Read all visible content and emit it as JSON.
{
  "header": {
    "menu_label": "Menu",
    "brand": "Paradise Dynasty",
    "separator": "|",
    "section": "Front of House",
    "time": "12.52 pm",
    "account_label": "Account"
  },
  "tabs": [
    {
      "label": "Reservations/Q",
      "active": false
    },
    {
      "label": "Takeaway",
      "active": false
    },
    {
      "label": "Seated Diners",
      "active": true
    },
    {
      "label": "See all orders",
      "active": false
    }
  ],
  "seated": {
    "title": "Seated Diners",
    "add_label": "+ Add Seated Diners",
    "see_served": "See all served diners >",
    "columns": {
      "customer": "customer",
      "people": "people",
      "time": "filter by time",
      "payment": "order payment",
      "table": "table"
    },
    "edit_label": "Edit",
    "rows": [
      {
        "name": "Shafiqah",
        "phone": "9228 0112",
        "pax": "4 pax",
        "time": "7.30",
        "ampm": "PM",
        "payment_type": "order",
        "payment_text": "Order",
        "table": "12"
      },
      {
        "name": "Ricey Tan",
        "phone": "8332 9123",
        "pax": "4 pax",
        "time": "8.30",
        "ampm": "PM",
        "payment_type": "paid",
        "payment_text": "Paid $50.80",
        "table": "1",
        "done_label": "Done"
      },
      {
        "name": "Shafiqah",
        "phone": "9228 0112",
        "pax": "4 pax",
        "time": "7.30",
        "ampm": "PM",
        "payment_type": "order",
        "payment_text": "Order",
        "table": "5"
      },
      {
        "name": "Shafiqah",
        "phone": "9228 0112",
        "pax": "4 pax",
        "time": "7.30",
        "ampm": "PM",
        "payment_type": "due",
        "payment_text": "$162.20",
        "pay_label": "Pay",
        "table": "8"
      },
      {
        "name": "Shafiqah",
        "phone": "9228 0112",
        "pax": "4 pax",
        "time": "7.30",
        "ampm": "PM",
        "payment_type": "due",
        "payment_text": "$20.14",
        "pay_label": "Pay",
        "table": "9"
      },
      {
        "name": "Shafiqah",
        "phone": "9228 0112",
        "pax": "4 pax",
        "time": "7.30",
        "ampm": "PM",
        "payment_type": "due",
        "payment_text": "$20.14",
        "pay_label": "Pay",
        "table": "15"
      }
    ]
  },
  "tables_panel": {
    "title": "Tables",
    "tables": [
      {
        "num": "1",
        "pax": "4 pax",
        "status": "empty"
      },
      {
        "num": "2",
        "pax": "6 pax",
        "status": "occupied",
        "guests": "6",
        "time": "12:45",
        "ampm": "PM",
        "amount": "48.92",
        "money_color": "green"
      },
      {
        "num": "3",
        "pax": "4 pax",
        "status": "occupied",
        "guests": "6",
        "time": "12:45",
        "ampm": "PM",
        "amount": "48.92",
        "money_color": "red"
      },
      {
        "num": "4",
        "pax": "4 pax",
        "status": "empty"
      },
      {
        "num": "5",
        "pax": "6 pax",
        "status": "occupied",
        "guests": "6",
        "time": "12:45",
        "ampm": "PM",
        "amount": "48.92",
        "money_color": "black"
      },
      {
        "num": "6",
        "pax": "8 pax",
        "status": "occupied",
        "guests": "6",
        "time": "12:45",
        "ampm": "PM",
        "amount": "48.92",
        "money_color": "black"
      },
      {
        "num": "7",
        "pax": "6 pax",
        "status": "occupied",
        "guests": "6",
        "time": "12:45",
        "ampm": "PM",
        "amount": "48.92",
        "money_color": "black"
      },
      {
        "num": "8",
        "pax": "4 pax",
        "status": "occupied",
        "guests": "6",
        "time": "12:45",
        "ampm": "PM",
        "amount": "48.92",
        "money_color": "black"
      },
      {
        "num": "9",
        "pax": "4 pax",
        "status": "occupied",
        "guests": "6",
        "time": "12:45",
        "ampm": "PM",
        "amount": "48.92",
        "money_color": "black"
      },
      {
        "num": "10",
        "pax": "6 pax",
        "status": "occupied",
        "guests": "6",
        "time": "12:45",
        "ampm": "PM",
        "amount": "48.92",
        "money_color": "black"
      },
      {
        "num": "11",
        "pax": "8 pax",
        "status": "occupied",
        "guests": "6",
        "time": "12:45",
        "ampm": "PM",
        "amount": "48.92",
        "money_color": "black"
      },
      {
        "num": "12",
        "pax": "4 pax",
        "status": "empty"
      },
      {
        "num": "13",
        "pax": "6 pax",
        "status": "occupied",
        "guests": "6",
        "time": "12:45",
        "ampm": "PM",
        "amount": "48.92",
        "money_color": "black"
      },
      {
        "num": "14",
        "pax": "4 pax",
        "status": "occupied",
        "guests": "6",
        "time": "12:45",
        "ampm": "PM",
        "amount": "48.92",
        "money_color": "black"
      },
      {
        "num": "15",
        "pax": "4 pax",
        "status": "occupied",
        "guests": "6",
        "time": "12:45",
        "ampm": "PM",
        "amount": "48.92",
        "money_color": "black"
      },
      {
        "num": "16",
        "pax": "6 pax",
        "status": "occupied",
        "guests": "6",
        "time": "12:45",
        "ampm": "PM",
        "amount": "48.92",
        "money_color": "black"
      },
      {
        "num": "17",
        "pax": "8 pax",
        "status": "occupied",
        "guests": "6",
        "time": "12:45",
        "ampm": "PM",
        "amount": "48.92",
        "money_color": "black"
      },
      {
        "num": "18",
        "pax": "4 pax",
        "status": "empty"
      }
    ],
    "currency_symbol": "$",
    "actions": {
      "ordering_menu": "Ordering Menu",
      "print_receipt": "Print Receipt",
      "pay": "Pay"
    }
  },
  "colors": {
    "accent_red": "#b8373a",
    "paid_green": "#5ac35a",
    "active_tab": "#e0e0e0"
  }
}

==========

Directive »
Would you restate each of the entries word for word?

Answer to this task »
Read all visible content and emit it as JSON.
{
  "header": {
    "menu_label": "Menu",
    "brand": "Paradise Dynasty",
    "separator": "|",
    "section": "Front of House",
    "time": "12.52 pm",
    "account_label": "Account"
  },
  "tabs": [
    {
      "label": "Reservations/Q",
      "active": false
    },
    {
      "label": "Takeaway",
      "active": false
    },
    {
      "label": "Seated Diners",
      "active": true
    },
    {
      "label": "See all orders",
      "active": false
    }
  ],
  "seated": {
    "title": "Seated Diners",
    "add_label": "+ Add Seated Diners",
    "see_served": "See all served diners >",
    "columns": {
      "customer": "customer",
      "people": "people",
      "time": "filter by time",
      "payment": "order payment",
      "table": "table"
    },
    "edit_label": "Edit",
    "rows": [
      {
        "name": "Shafiqah",
        "phone": "9228 0112",
        "pax": "4 pax",
        "time": "7.30",
        "ampm": "PM",
        "payment_type": "order",
        "payment_text": "Order",
        "table": "12"
      },
      {
        "name": "Ricey Tan",
        "phone": "8332 9123",
        "pax": "4 pax",
        "time": "8.30",
        "ampm": "PM",
        "payment_type": "paid",
        "payment_text": "Paid $50.80",
        "table": "1",
        "done_label": "Done"
      },
      {
        "name": "Shafiqah",
        "phone": "9228 0112",
        "pax": "4 pax",
        "time": "7.30",
        "ampm": "PM",
        "payment_type": "order",
        "payment_text": "Order",
        "table": "5"
      },
      {
        "name": "Shafiqah",
        "phone": "9228 0112",
        "pax": "4 pax",
        "time": "7.30",
        "ampm": "PM",
        "payment_type": "due",
        "payment_text": "$162.20",
        "pay_label": "Pay",
        "table": "8"
      },
      {
        "name": "Shafiqah",
        "phone": "9228 0112",
        "pax": "4 pax",
        "time": "7.30",
        "ampm": "PM",
        "payment_type": "due",
        "payment_text": "$20.14",
        "pay_label": "Pay",
        "table": "9"
      },
      {
        "name": "Shafiqah",
        "phone": "9228 0112",
        "pax": "4 pax",
        "time": "7.30",
        "ampm": "PM",
        "payment_type": "due",
        "payment_text": "$20.14",
        "pay_label": "Pay",
        "table": "15"
      }
    ]
  },
  "tables_panel": {
    "title": "Tables",
    "tables": [
      {
        "num": "1",
        "pax": "4 pax",
        "status": "empty"
      },
      {
        "num": "2",
        "pax": "6 pax",
        "status": "occupied",
        "guests": "6",
        "time": "12:45",
        "ampm": "PM",
        "amount": "48.92",
        "money_color": "green"
      },
      {
        "num": "3",
        "pax": "4 pax",
        "status": "occupied",
        "guests": "6",
        "time": "12:45",
        "ampm": "PM",
        "amount": "48.92",
        "money_color": "red"
      },
      {
        "num": "4",
        "pax": "4 pax",
        "status": "empty"
      },
      {
        "num": "5",
        "pax": "6 pax",
        "status": "occupied",
        "guests": "6",
        "time": "12:45",
        "ampm": "PM",
        "amount": "48.92",
        "money_color": "black"
      },
      {
        "num": "6",
        "pax": "8 pax",
        "status": "occupied",
        "guests": "6",
        "time": "12:45",
        "ampm": "PM",
        "amount": "48.92",
        "money_color": "black"
      },
      {
        "num": "7",
        "pax": "6 pax",
        "status": "occupied",
        "guests": "6",
        "time": "12:45",
        "ampm": "PM",
        "amount": "48.92",
        "money_color": "black"
      },
      {
        "num": "8",
        "pax": "4 pax",
        "status": "occupied",
        "guests": "6",
        "time": "12:45",
        "ampm": "PM",
        "amount": "48.92",
        "money_color": "black"
      },
      {
        "num": "9",
        "pax": "4 pax",
        "status": "occupied",
        "guests": "6",
        "time": "12:45",
        "ampm": "PM",
        "amount": "48.92",
        "money_color": "black"
      },
      {
        "num": "10",
        "pax": "6 pax",
        "status": "occupied",
        "guests": "6",
        "time": "12:45",
        "ampm": "PM",
        "amount": "48.92",
        "money_color": "black"
      },
      {
        "num": "11",
        "pax": "8 pax",
        "status": "occupied",
        "guests": "6",
        "time": "12:45",
        "ampm": "PM",
        "amount": "48.92",
        "money_color": "black"
      },
      {
        "num": "12",
        "pax": "4 pax",
        "status": "empty"
      },
      {
        "num": "13",
        "pax": "6 pax",
        "status": "occupied",
        "guests": "6",
        "time": "12:45",
        "ampm": "PM",
        "amount": "48.92",
        "money_color": "black"
      },
      {
        "num": "14",
        "pax": "4 pax",
        "status": "occupied",
        "guests": "6",
        "time": "12:45",
        "ampm": "PM",
        "amount": "48.92",
        "money_color": "black"
      },
      {
        "num": "15",
        "pax": "4 pax",
        "status": "occupied",
        "guests": "6",
        "time": "12:45",
        "ampm": "PM",
        "amount": "48.92",
        "money_color": "black"
      },
      {
        "num": "16",
        "pax": "6 pax",
        "status": "occupied",
        "guests": "6",
        "time": "12:45",
        "ampm": "PM",
        "amount": "48.92",
        "money_color": "black"
      },
      {
        "num": "17",
        "pax": "8 pax",
        "status": "occupied",
        "guests": "6",
        "time": "12:45",
        "ampm": "PM",
        "amount": "48.92",
        "money_color": "black"
      },
      {
        "num": "18",
        "pax": "4 pax",
        "status": "empty"
      }
    ],
    "currency_symbol": "$",
    "actions": {
      "ordering_menu": "Ordering Menu",
      "print_receipt": "Print Receipt",
      "pay": "Pay"
    }
  },
  "colors": {
    "accent_red": "#b8373a",
    "paid_green": "#5ac35a",
    "active_tab": "#e0e0e0"
  }
}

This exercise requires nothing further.